**Task statement**
Out of the lines below, please list those that hold the string "Lifter".

Items from a dataset

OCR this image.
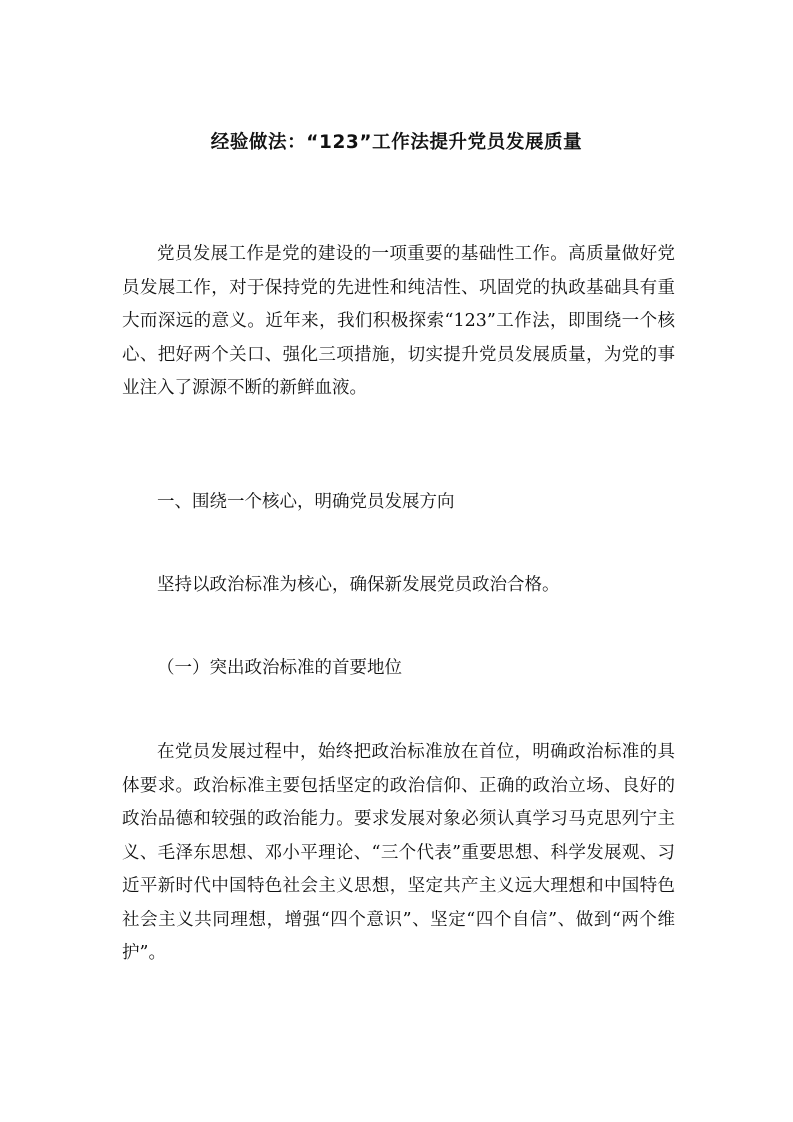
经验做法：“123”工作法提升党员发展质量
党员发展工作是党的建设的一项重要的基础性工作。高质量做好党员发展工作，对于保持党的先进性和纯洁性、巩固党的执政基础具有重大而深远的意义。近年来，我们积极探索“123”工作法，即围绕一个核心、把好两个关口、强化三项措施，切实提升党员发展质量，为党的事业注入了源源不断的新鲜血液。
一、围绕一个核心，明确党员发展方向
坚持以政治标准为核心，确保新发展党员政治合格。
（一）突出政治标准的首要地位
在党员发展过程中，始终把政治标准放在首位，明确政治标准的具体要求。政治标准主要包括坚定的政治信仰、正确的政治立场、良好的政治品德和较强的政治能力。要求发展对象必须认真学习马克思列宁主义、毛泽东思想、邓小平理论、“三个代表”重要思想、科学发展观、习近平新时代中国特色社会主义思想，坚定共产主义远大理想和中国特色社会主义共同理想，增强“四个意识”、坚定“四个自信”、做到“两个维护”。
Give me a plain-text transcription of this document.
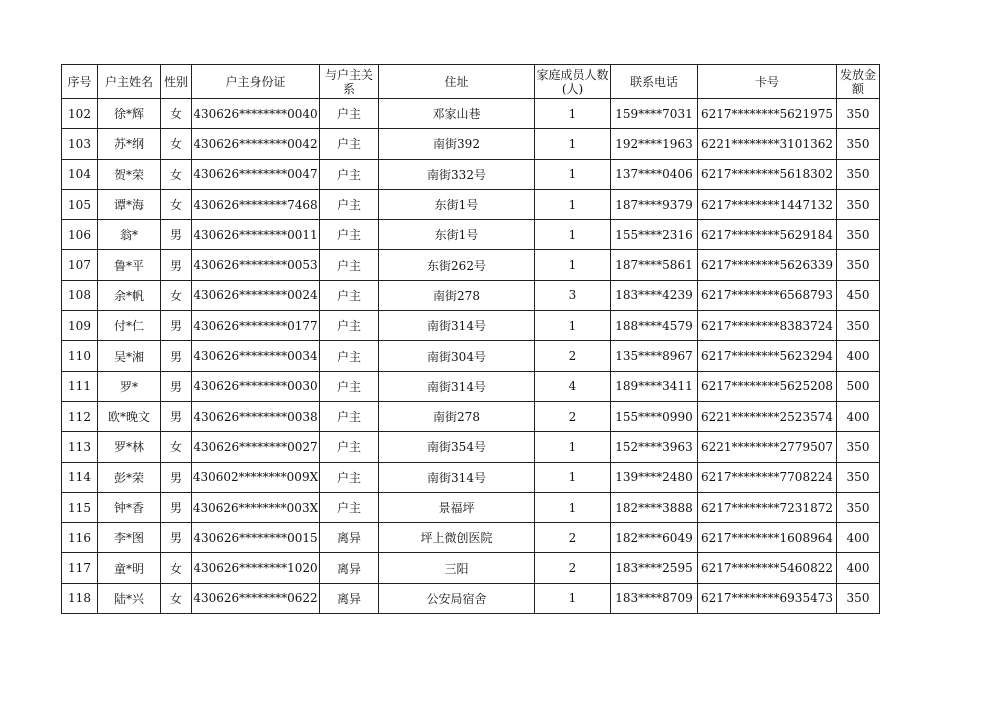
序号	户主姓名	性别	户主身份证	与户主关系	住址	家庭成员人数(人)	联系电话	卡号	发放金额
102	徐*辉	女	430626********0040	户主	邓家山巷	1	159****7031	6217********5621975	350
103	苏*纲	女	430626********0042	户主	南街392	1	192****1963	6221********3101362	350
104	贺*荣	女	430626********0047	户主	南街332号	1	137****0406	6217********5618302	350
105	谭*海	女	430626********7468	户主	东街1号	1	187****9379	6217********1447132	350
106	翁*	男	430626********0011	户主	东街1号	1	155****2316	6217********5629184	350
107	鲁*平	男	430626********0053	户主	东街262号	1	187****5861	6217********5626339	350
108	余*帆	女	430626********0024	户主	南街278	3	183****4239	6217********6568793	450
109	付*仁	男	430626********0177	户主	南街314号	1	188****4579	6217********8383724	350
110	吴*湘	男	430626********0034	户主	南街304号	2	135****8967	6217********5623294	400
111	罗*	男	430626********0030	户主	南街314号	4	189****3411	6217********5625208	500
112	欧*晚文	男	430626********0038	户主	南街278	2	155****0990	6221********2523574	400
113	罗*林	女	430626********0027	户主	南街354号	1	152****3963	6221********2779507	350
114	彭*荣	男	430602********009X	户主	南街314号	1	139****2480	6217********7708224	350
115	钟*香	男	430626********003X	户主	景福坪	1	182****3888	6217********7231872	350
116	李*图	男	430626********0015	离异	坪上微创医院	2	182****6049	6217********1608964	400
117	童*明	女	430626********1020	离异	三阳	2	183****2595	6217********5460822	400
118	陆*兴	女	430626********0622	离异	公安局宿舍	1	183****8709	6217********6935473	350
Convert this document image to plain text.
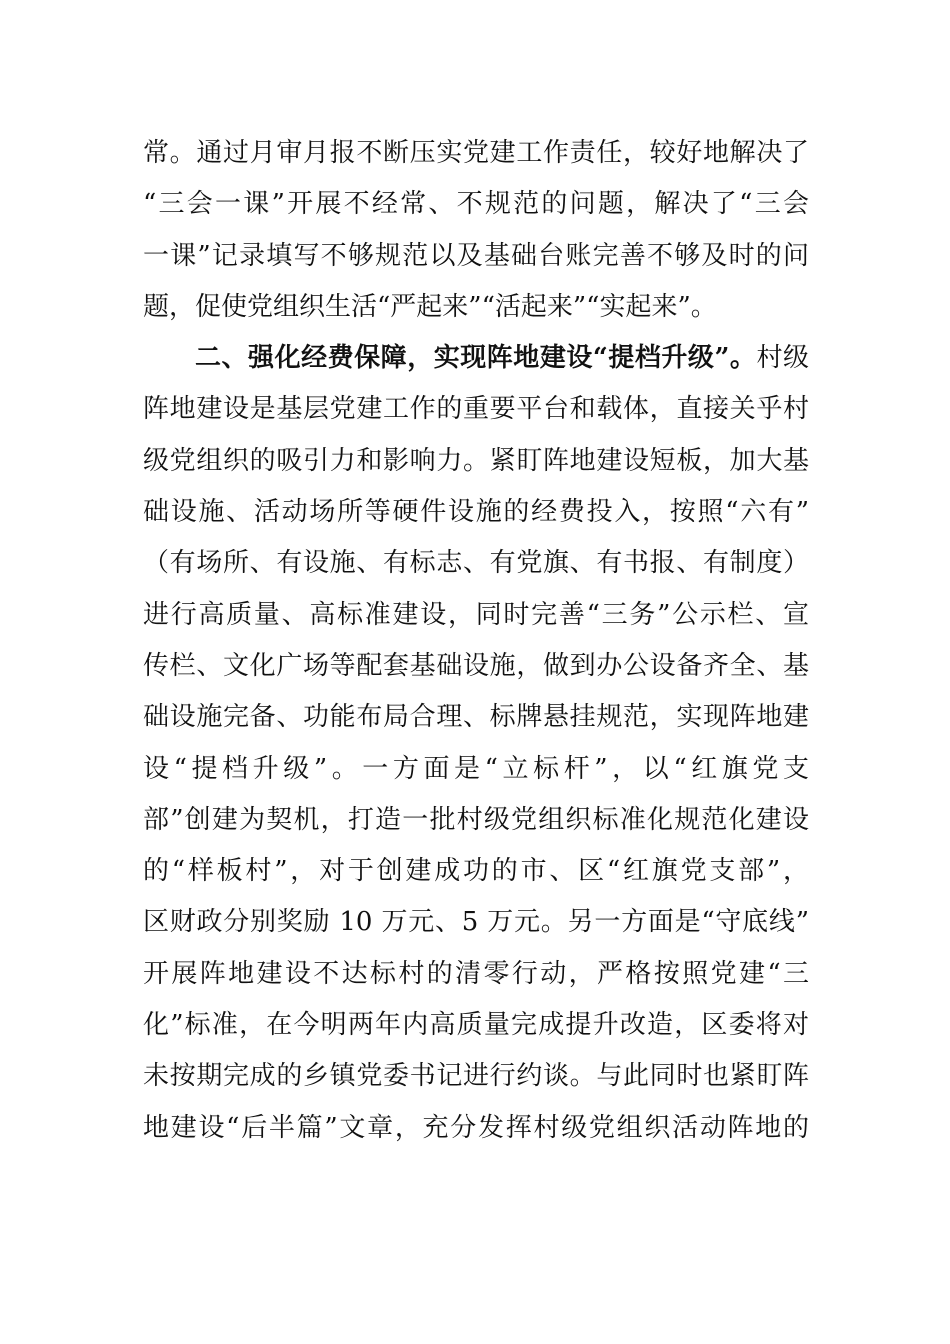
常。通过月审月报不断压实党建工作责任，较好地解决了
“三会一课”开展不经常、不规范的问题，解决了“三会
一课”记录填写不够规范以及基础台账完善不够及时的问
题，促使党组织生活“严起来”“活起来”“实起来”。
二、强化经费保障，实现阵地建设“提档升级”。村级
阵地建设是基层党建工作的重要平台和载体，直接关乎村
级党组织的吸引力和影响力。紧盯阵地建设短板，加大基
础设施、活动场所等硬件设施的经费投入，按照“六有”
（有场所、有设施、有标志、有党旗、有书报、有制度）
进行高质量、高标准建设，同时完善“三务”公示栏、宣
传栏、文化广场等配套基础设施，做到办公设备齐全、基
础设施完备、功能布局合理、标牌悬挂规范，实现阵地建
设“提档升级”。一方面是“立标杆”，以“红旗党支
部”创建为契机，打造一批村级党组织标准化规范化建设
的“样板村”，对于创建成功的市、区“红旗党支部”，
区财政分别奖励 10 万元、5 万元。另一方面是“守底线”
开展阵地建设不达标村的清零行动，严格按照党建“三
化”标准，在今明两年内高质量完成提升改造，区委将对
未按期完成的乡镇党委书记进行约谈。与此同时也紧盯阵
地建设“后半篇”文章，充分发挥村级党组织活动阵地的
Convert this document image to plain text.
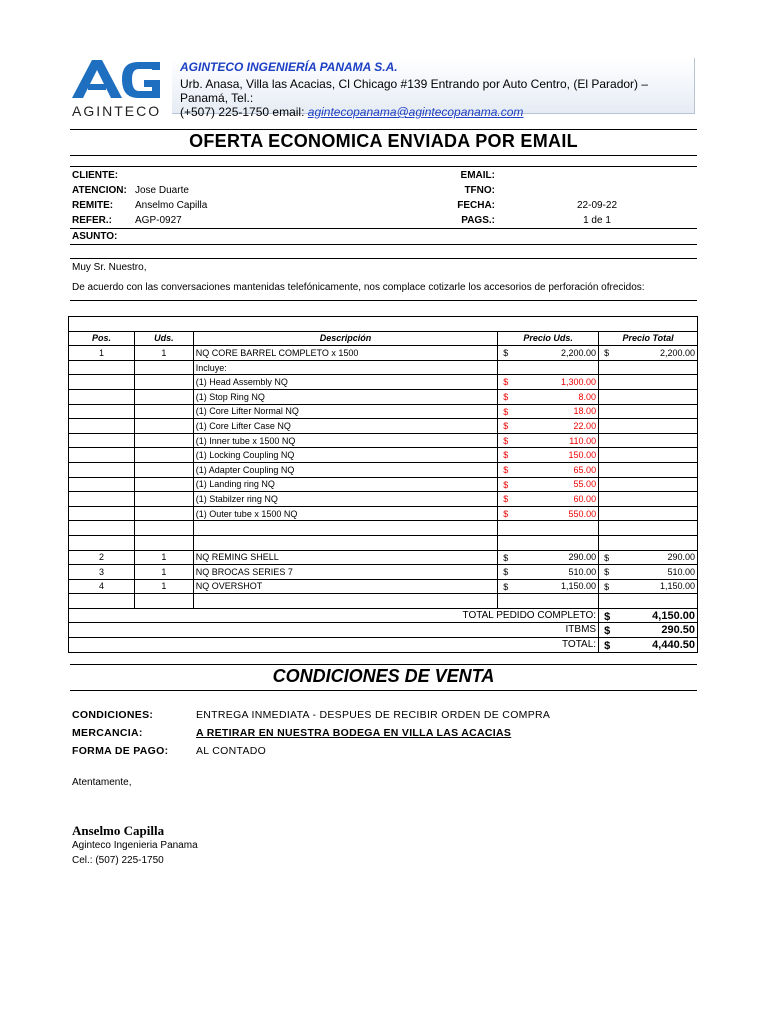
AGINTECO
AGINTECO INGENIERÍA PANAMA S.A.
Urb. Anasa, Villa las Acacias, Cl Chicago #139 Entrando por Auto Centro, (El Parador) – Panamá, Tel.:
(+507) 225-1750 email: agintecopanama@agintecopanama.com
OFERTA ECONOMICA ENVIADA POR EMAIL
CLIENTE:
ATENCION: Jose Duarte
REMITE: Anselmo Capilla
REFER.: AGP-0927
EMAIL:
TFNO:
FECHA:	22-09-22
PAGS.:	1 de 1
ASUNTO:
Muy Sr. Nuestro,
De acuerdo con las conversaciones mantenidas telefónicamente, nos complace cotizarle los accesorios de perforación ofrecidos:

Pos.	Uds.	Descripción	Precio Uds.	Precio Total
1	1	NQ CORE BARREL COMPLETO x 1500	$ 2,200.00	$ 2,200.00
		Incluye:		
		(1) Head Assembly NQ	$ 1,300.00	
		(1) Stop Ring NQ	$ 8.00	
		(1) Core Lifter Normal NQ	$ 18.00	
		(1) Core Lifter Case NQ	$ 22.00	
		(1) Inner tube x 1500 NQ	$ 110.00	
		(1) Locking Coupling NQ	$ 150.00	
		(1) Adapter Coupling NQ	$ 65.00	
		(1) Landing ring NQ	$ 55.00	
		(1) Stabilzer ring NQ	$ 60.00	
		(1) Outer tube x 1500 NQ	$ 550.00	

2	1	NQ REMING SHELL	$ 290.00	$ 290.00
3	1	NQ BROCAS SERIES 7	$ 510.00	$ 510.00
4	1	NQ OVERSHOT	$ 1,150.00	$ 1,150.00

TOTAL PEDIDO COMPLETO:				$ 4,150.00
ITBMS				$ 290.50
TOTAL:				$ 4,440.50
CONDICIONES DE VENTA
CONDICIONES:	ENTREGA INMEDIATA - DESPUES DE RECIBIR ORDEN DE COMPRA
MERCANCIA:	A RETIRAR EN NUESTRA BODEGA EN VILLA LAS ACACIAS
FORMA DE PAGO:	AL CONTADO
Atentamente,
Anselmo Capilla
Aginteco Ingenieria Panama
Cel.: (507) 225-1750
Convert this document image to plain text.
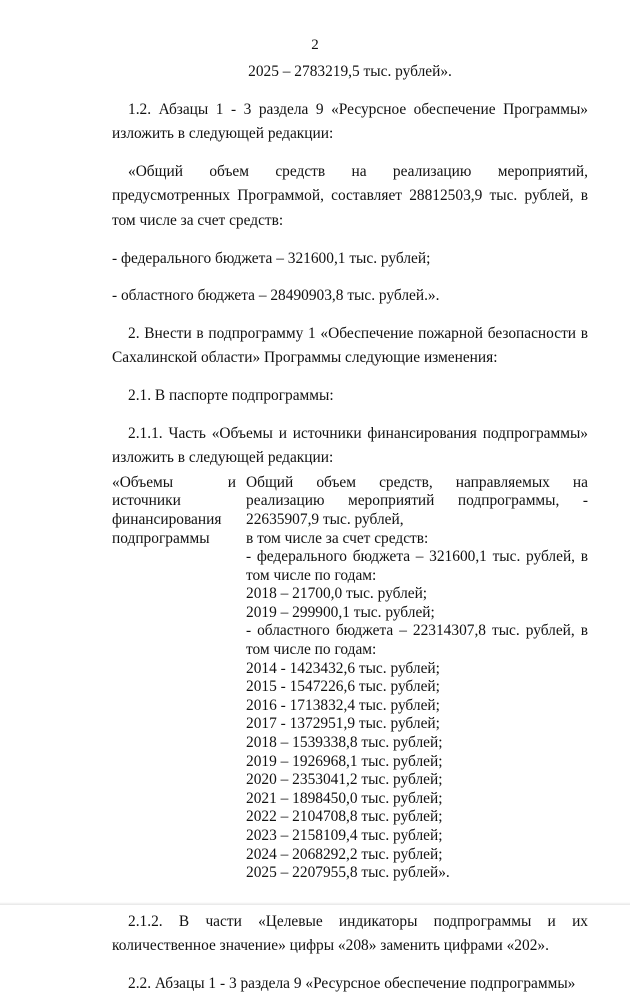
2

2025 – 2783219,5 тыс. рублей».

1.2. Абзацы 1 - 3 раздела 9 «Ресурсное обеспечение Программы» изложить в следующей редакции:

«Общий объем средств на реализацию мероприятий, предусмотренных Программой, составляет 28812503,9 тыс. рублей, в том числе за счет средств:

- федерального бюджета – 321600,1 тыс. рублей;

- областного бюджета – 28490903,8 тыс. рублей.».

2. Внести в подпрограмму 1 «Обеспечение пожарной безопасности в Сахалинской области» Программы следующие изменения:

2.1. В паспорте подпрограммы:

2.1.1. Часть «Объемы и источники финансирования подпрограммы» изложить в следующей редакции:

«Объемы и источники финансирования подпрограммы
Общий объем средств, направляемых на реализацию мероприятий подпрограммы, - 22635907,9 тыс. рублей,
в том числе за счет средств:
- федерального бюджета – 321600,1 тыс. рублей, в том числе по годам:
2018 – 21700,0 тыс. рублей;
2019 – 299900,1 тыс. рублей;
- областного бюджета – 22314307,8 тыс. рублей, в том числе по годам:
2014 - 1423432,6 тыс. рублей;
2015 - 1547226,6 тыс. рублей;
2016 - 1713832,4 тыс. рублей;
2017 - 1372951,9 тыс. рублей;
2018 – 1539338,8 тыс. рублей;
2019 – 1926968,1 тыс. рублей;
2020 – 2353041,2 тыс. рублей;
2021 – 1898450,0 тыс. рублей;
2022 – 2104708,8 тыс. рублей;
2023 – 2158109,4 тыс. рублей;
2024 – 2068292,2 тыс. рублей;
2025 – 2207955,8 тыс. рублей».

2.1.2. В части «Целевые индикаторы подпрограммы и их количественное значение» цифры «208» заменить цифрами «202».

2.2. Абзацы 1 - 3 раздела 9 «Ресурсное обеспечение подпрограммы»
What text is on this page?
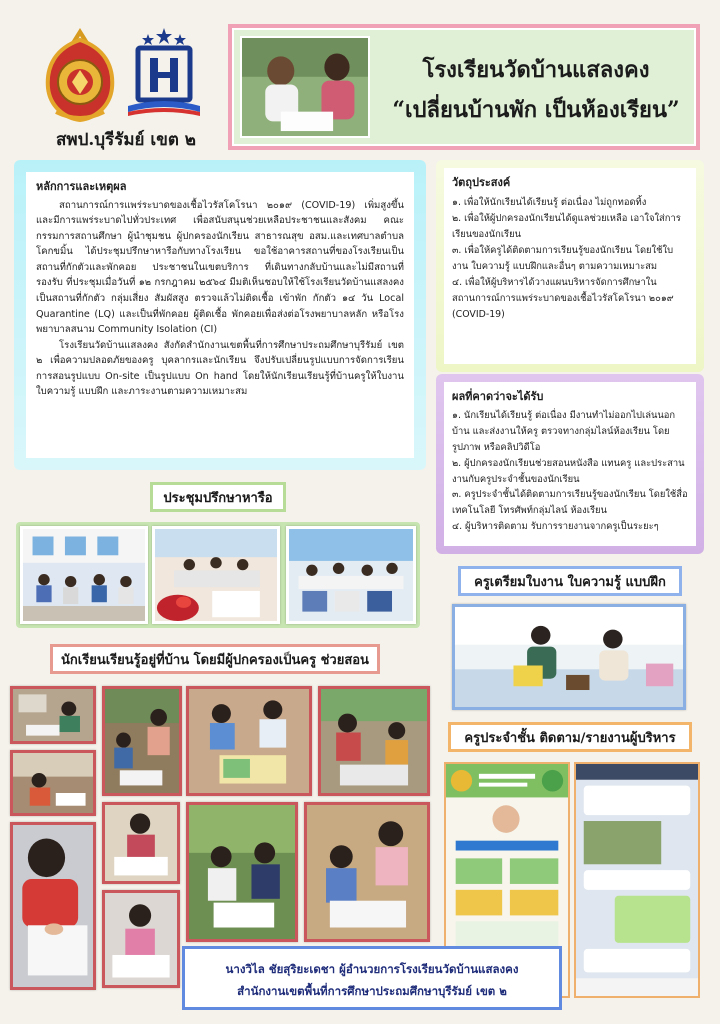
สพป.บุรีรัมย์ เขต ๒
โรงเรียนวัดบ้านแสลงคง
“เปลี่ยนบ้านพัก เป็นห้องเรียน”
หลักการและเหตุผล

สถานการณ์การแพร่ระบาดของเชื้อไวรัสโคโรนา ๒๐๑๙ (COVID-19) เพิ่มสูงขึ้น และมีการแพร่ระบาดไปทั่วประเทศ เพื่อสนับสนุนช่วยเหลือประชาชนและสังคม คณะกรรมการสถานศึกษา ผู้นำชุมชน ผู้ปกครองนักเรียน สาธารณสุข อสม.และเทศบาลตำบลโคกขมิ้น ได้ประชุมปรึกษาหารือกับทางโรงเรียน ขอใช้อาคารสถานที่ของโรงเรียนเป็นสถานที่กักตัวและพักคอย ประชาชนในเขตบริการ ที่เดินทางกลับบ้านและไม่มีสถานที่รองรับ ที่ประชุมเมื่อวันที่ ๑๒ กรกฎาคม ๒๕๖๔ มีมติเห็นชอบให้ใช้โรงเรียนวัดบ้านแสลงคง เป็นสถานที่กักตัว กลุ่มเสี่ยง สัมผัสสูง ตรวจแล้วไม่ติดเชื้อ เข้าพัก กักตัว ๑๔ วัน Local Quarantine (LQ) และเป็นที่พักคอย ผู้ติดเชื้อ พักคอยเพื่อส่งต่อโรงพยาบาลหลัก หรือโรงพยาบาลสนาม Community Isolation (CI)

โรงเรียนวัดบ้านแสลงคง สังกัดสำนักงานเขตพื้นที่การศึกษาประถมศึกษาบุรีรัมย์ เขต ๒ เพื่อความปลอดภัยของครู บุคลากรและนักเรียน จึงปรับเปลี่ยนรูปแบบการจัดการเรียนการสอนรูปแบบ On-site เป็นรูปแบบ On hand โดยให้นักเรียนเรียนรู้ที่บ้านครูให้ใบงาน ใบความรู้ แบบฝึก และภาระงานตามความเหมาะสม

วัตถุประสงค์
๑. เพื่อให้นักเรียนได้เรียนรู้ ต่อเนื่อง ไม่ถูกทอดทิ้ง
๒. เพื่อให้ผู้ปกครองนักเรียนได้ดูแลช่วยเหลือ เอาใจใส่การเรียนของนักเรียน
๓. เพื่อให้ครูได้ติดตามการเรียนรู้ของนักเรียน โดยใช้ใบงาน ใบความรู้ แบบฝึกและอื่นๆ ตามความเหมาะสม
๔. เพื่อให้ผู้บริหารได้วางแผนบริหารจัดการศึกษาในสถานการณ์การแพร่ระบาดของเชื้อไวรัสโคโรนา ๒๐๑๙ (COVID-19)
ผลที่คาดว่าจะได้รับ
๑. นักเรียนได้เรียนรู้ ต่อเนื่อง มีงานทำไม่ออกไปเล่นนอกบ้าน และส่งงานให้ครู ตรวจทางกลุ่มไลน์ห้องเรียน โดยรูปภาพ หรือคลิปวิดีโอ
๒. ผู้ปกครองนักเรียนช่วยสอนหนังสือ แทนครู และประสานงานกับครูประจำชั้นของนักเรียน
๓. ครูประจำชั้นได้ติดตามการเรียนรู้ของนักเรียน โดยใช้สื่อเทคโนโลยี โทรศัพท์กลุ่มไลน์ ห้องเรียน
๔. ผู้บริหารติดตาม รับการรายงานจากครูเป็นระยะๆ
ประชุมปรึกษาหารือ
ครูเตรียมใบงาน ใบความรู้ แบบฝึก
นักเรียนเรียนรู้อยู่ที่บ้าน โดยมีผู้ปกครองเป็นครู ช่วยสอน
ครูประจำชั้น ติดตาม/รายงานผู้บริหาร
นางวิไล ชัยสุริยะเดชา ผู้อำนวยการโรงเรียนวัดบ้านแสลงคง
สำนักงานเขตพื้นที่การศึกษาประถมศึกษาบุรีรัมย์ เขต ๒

**Written response**
		(1) Core Lifter Normal NQ	$ 18.00	
		(1) Core Lifter Case NQ	$ 22.00	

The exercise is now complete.